> Goal
Pull every line containing "turn" out of the material below.

> Data for this task
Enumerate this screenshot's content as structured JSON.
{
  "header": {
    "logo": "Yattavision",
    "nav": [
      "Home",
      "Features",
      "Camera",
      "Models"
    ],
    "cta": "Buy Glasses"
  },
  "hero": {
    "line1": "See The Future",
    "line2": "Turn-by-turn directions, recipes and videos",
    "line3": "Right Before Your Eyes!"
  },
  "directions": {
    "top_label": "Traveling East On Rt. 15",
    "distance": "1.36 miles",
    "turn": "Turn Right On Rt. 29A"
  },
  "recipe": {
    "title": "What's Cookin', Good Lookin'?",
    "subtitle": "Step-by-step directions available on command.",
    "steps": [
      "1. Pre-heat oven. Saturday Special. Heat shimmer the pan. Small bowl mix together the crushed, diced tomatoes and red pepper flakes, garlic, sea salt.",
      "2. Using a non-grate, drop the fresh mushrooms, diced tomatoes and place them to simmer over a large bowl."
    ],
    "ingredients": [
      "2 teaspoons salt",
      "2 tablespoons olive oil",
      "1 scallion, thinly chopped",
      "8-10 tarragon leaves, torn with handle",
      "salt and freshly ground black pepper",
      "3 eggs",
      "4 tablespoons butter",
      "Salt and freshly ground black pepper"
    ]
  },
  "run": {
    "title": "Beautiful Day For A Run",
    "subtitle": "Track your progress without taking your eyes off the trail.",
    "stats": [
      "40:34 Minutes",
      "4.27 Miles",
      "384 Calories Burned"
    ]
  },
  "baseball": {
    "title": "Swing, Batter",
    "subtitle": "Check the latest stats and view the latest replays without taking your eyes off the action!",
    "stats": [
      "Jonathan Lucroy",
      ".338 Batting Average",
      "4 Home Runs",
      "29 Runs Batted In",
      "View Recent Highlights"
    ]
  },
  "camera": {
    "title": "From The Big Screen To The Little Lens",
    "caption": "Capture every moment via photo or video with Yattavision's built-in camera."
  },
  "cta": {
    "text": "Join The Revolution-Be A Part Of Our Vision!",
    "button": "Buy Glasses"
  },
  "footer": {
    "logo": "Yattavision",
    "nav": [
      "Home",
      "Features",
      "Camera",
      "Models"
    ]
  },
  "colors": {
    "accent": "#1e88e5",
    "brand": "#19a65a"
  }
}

> Exercise response
    "line2": "Turn-by-turn directions, recipes and videos",
    "turn": "Turn Right On Rt. 29A"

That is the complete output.